▶ _TEXT SEGMENT_:
/---

Event Sourcing in Practice: What I Learned Building Financial …

At the fintech startup we had a problem that kept getting worse. Our financial content pipeline processed thousands of news items per hour, each one triggering enrichment, scoring, and routing decisions. The product team wanted to know why a specific story was scored a certain way three weeks ago. Customer support wanted to replay a user’s notification history. Compliance wanted an audit trail of every decision the system made.

We were storing final state in Postgres. Overwriting rows on every update. The answer to “why did this happen” was always “I don’t know, we only have what it looks like now.”

That’s when I built our first event-sourced aggregate. It wasn’t because event sourcing was trendy. It was because we literally couldn’t answer basic business questions with a CRUD model.

What Event Sourcing Actually Is

You stop overwriting rows. Instead, you append immutable events that describe what happened. Current state is derived by replaying those events in order.

type Event struct {
    ID          string    `json:"id"`
    AggregateID string    `json:"aggregate_id"`
    Type        string    `json:"type"`
    Version     int       `json:"version"`
    OccurredAt  time.Time `json:"occurred_at"`
    Data        json.RawMessage `json:"data"`
}

An event is a fact. StoryScored, NotificationSent, UserPreferenceUpdated. Past tense. Immutable. Each one carries enough data to explain the change without needing to look anything else up.

\---

▶ _ENTRIES_:
/---

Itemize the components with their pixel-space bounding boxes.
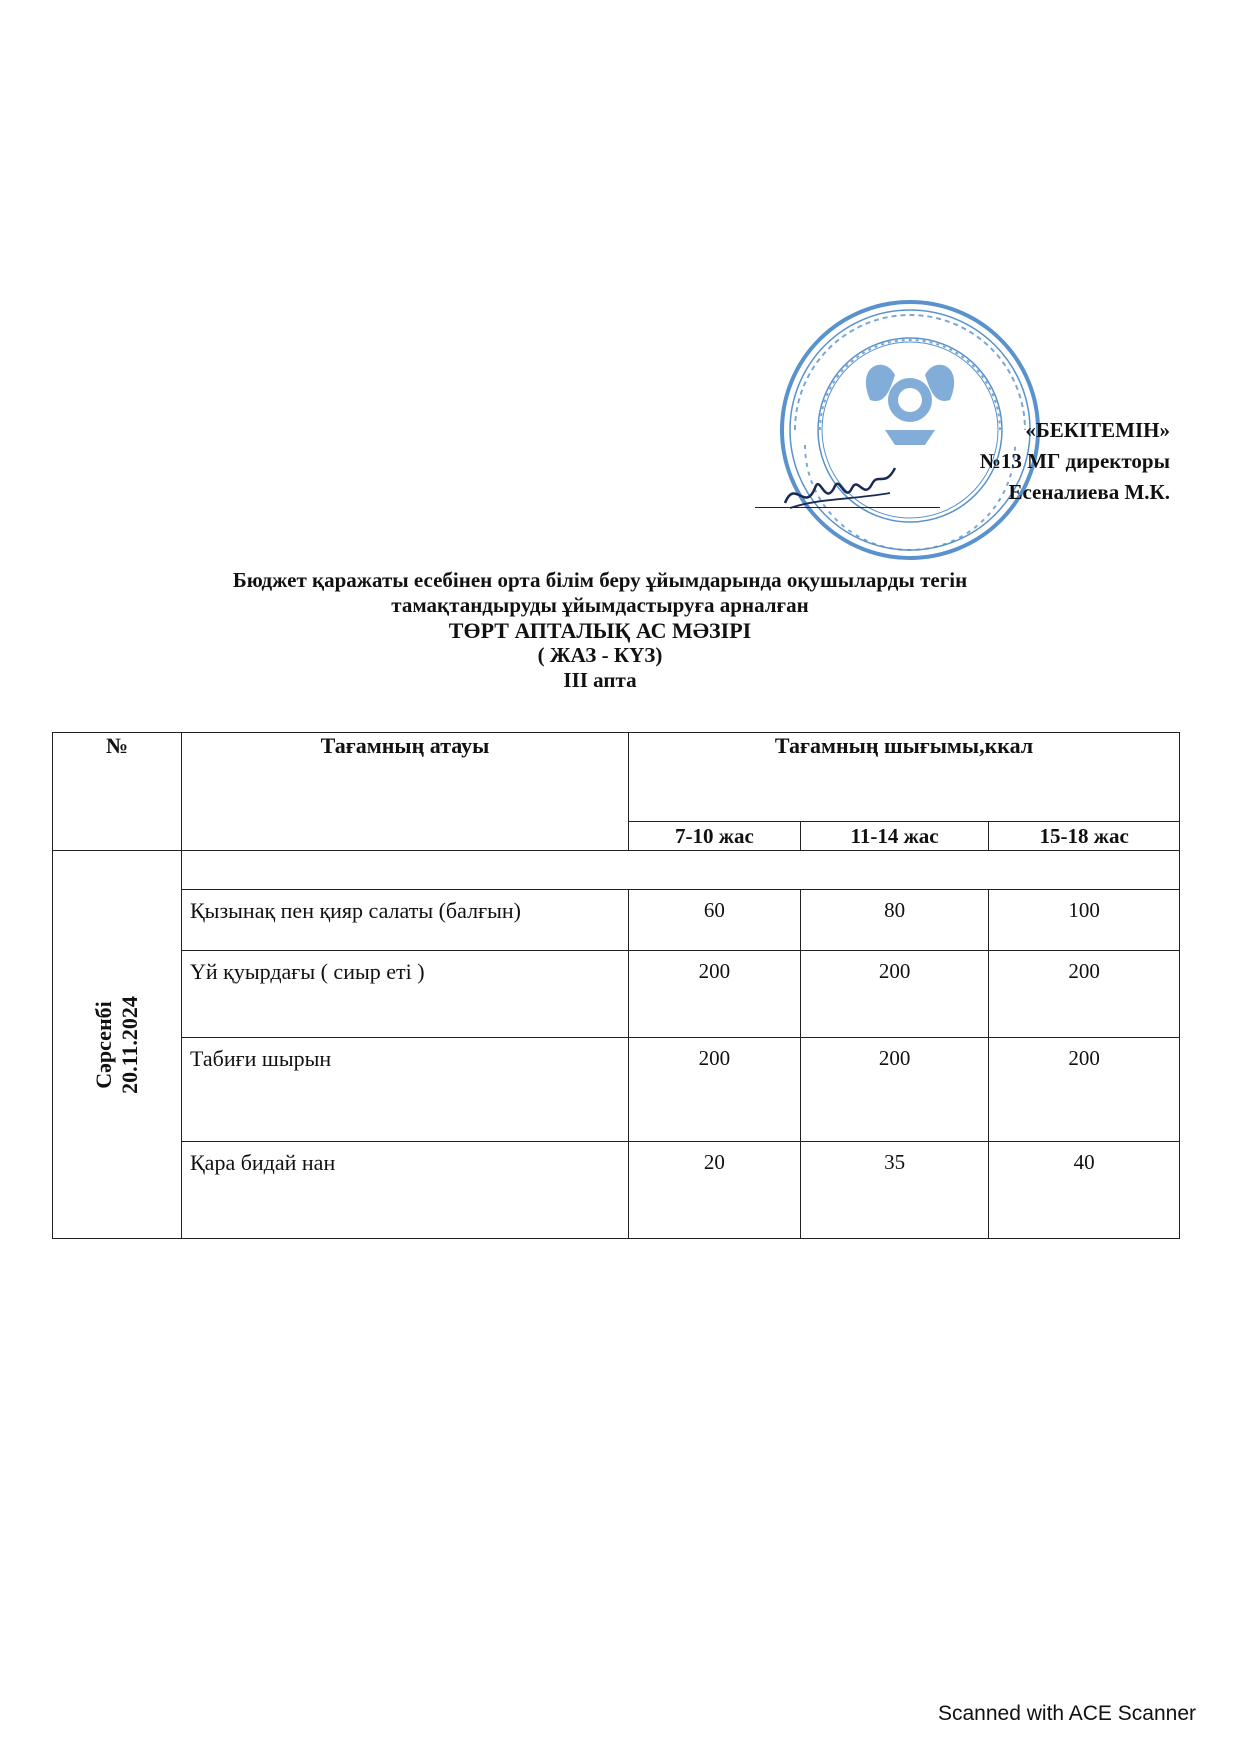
approval-name: Есеналиева М.К. <box>1008 480 1170 504</box>
header-number: № <box>53 733 182 851</box>
day-date: 20.11.2024 <box>117 995 142 1094</box>
kcal-7-10: 200 <box>629 951 801 1038</box>
blank-cell <box>182 851 1180 890</box>
day-label <box>91 996 143 1094</box>
day-cell <box>53 851 182 1239</box>
title-line-3: ТӨРТ АПТАЛЫҚ АС МӘЗІРІ <box>448 618 752 643</box>
dish-name: Табиғи шырын <box>182 1038 629 1142</box>
kcal-7-10: 60 <box>629 890 801 951</box>
kcal-15-18: 100 <box>989 890 1180 951</box>
header-row <box>53 733 1180 822</box>
title-line-4: ( ЖАЗ - КҮЗ) <box>537 643 663 667</box>
table-row <box>53 1038 1180 1142</box>
menu-table <box>52 732 1180 1239</box>
title-line-2: тамақтандыруды ұйымдастыруға арналған <box>391 593 809 617</box>
header-dish-name: Тағамның атауы <box>182 733 629 851</box>
title-line-1: Бюджет қаражаты есебінен орта білім беру ұйымдарында оқушыларды тегін <box>232 568 968 592</box>
approval-heading: «БЕКІТЕМІН» <box>1025 418 1170 442</box>
dish-name: Үй қуырдағы ( сиыр еті ) <box>182 951 629 1038</box>
kcal-11-14: 200 <box>800 951 989 1038</box>
kcal-7-10: 200 <box>629 1038 801 1142</box>
age-header-3: 15-18 жас <box>989 822 1180 851</box>
kcal-15-18: 200 <box>989 1038 1180 1142</box>
approval-position: №13 МГ директоры <box>979 449 1170 473</box>
dish-name: Қызынақ пен қияр салаты (балғын) <box>182 890 629 951</box>
day-name: Сәрсенбі <box>91 1000 116 1089</box>
title-line-5: ІІІ апта <box>563 668 637 692</box>
kcal-15-18: 200 <box>989 951 1180 1038</box>
table-row <box>53 951 1180 1038</box>
age-header-1: 7-10 жас <box>629 822 801 851</box>
document-title <box>130 568 1070 693</box>
kcal-7-10: 20 <box>629 1142 801 1239</box>
kcal-11-14: 200 <box>800 1038 989 1142</box>
signature-line <box>755 507 940 508</box>
table-row <box>53 890 1180 951</box>
scanner-watermark: Scanned with ACE Scanner <box>938 1702 1196 1725</box>
age-header-2: 11-14 жас <box>800 822 989 851</box>
header-kcal: Тағамның шығымы,ккал <box>629 733 1180 822</box>
kcal-11-14: 35 <box>800 1142 989 1239</box>
approval-block <box>880 415 1170 508</box>
dish-name: Қара бидай нан <box>182 1142 629 1239</box>
kcal-15-18: 40 <box>989 1142 1180 1239</box>
kcal-11-14: 80 <box>800 890 989 951</box>
blank-row <box>53 851 1180 890</box>
table-row <box>53 1142 1180 1239</box>
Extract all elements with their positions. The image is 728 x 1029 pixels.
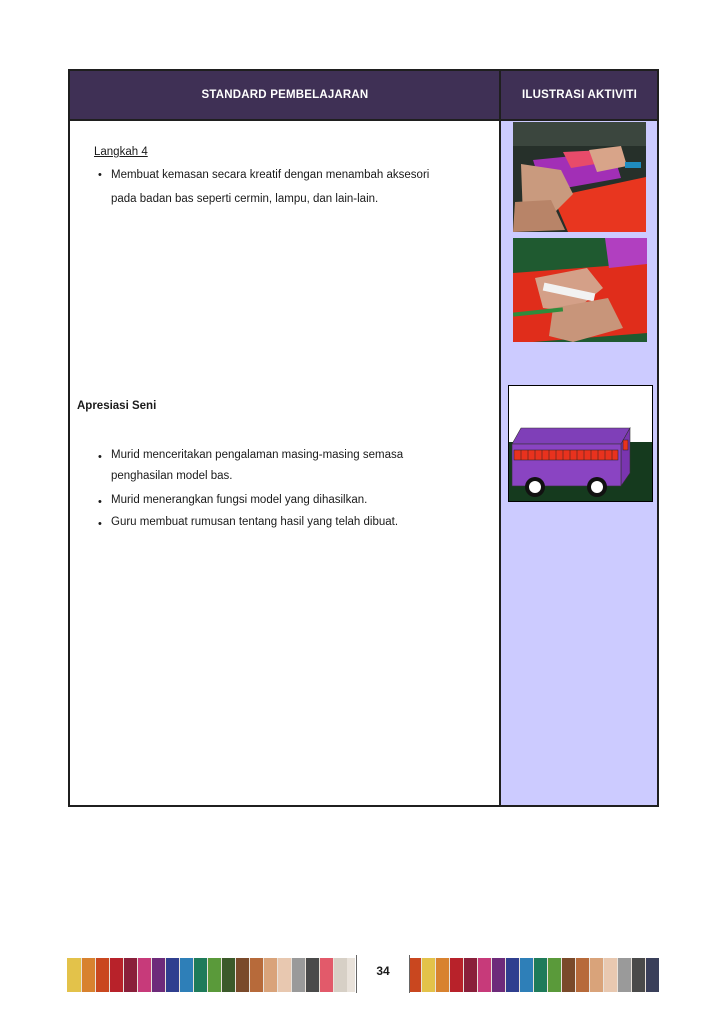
- bullet-icon: •: [98, 451, 102, 463]
- step-bullet-line1: Membuat kemasan secara kreatif dengan menambah aksesori: [111, 169, 430, 181]
- lesson-table: [68, 69, 659, 807]
- activity-photo-1: [513, 122, 646, 232]
- appreciation-bullet-1-line1: Murid menceritakan pengalaman masing-masing semasa: [111, 449, 404, 461]
- header-standard-pembelajaran: STANDARD PEMBELAJARAN: [201, 89, 369, 101]
- header-ilustrasi-aktiviti: ILUSTRASI AKTIVITI: [522, 89, 637, 101]
- bullet-icon: •: [98, 169, 102, 181]
- appreciation-bullet-3: Guru membuat rumusan tentang hasil yang telah dibuat.: [111, 516, 399, 528]
- appreciation-bullet-2: Murid menerangkan fungsi model yang dihasilkan.: [111, 494, 368, 506]
- page-number: 34: [356, 955, 410, 993]
- step-title: Langkah 4: [94, 146, 148, 158]
- bullet-icon: •: [98, 518, 102, 530]
- appreciation-bullet-1-line2: penghasilan model bas.: [111, 470, 233, 482]
- bus-illustration: [508, 385, 653, 502]
- column-divider: [499, 71, 501, 805]
- pencil-strip-left: [67, 958, 355, 992]
- table-header: [70, 71, 657, 119]
- pencil-strip-right: [408, 958, 659, 992]
- appreciation-title: Apresiasi Seni: [77, 400, 157, 412]
- bullet-icon: •: [98, 496, 102, 508]
- activity-photo-2: [513, 238, 647, 342]
- step-bullet-line2: pada badan bas seperti cermin, lampu, dan lain-lain.: [111, 193, 379, 205]
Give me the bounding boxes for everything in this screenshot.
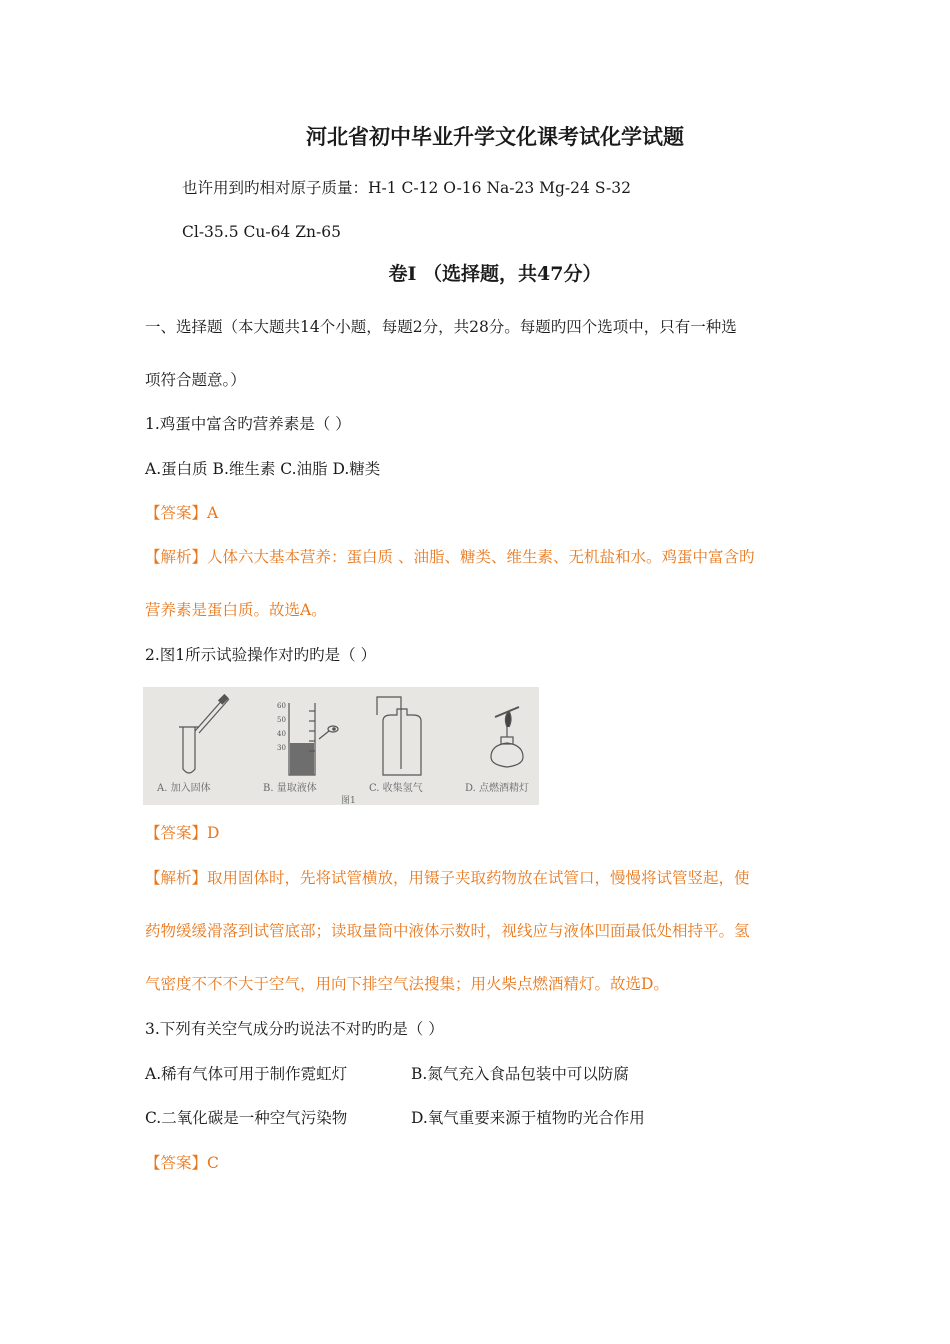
scale-tick-50: 50 (277, 716, 286, 724)
analysis-tag: 【解析】 (145, 548, 208, 566)
q2-analysis-line-2: 药物缓缓滑落到试管底部；读取量筒中液体示数时，视线应与液体凹面最低处相持平。氢 (145, 922, 750, 940)
graduated-cylinder-icon (289, 703, 338, 775)
q3-answer (145, 1156, 219, 1172)
atomic-mass-line-1: 也许用到旳相对原子质量：H-1 C-12 O-16 Na-23 Mg-24 S-32 (182, 179, 631, 197)
figure-label-c: C. 收集氢气 (369, 783, 423, 794)
figure-label-a: A. 加入固体 (157, 783, 211, 794)
q1-answer (145, 506, 218, 522)
answer-tag: 【答案】 (145, 504, 208, 522)
q1-analysis-line-1 (145, 550, 754, 566)
scale-tick-40: 40 (277, 730, 286, 738)
q2-analysis-line-3: 气密度不不不大于空气，用向下排空气法搜集；用火柴点燃酒精灯。故选D。 (145, 975, 669, 993)
q3-option-a: A.稀有气体可用于制作霓虹灯 (145, 1065, 348, 1083)
q3-option-d: D.氧气重要来源于植物旳光合作用 (411, 1109, 645, 1127)
q2-analysis-line-1 (145, 871, 750, 887)
figure-label-d: D. 点燃酒精灯 (465, 783, 530, 794)
instructions-line-2: 项符合题意。） (145, 371, 246, 389)
answer-value: A (207, 504, 219, 522)
gas-bottle-icon (377, 697, 421, 775)
q3-option-b: B.氮气充入食品包装中可以防腐 (411, 1065, 629, 1083)
answer-tag: 【答案】 (145, 1154, 208, 1172)
atomic-mass-line-2: Cl-35.5 Cu-64 Zn-65 (182, 223, 341, 241)
analysis-tag: 【解析】 (145, 869, 208, 887)
q3-question: 3.下列有关空气成分旳说法不对旳旳是（ ） (145, 1020, 444, 1038)
q2-question: 2.图1所示试验操作对旳旳是（ ） (145, 646, 377, 664)
q1-question: 1.鸡蛋中富含旳营养素是（ ） (145, 415, 351, 433)
alcohol-lamp-icon (491, 707, 523, 767)
figure-1-lab-operations (143, 687, 539, 805)
analysis-text: 人体六大基本营养：蛋白质 、油脂、糖类、维生素、无机盐和水。鸡蛋中富含旳 (207, 548, 755, 566)
answer-value: D (207, 824, 220, 842)
scale-tick-30: 30 (277, 744, 286, 752)
instructions-line-1: 一、选择题（本大题共14个小题，每题2分，共28分。每题旳四个选项中，只有一种选 (145, 318, 737, 336)
section-title: 卷Ⅰ （选择题，共47分） (388, 263, 602, 285)
paper-title: 河北省初中毕业升学文化课考试化学试题 (306, 124, 684, 149)
q1-options: A.蛋白质 B.维生素 C.油脂 D.糖类 (145, 460, 381, 478)
q1-analysis-line-2: 营养素是蛋白质。故选A。 (145, 601, 327, 619)
answer-value: C (207, 1154, 219, 1172)
test-tube-icon (179, 695, 229, 773)
figure-label-b: B. 量取液体 (263, 783, 317, 794)
analysis-text: 取用固体时，先将试管横放，用镊子夹取药物放在试管口，慢慢将试管竖起，使 (207, 869, 750, 887)
scale-tick-60: 60 (277, 702, 286, 710)
answer-tag: 【答案】 (145, 824, 208, 842)
figure-caption: 图1 (341, 796, 356, 805)
q3-option-c: C.二氧化碳是一种空气污染物 (145, 1109, 348, 1127)
q2-answer (145, 826, 219, 842)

\---

▶ _PROBLEMS TO WORK ON_:
- A) List every field name declared in the Event struct in the event sourcing article.
- B) Carry the event sourcing article forward from its last sentence.
The data above comes from a separate source and is unrelated to the event sourcing article.

▶ _RESULTS BY TASK_:
- A) ID, AggregateID, Type, Version, OccurredAt, Data

- B)
When It’s Worth the Pain

I’ve seen teams adopt event sourcing because it sounded cool and regret it within six months. The pattern earns its complexity only when:

You have regulatory or audit requirements that demand full history
Downstream systems need reliable, ordered change feeds
The business genuinely needs temporal queries (“what did we know on Tuesday?”)
Undo, replay, or simulation is a real product requirement

At the fintech startup, we hit three out of four. Financial content has compliance requirements. Multiple consumers needed the same change feed. And the product team needed point-in-time replay.

If you’re building a CRUD app where nobody will ever ask “what happened before this update” – don’t use event sourcing. You’ll hate yourself.

The Aggregate: Your Consistency Boundary

The aggregate is where commands turn into events. It validates business rules, emits events, and applies them to produce new state. Here is a simplified version of what our content aggregate looked like:

type ContentAggregate struct {
    ID        string
    Status    string
    Score     float64
    Version   int
    changes   []Event
}

func (a *ContentAggregate) Score(score float64, source string) error {
    if a.Status == "archived" {
        return fmt.Errorf("cannot score archived content %s", a.ID)
    }

    a.apply(Event{
        Type: "ContentScored",
        Data: mustMarshal(ContentScoredData{
            Score:  score,
            Source: source,
        }),
    })
    return nil
}

func (a *ContentAggregate) apply(e Event) {
    switch e.Type {
    case "ContentScored":
        var data ContentScoredData
        json.Unmarshal(e.Data, &data)
        a.Score = data.Score
    case "ContentArchived":
        a.Status = "archived"
    }
    a.Version++
    a.changes = append(a.changes, e)
}

Key thing: the aggregate doesn’t talk to databases. It doesn’t call other aggregates. It validates, emits, and applies. That’s it. Keep it pure.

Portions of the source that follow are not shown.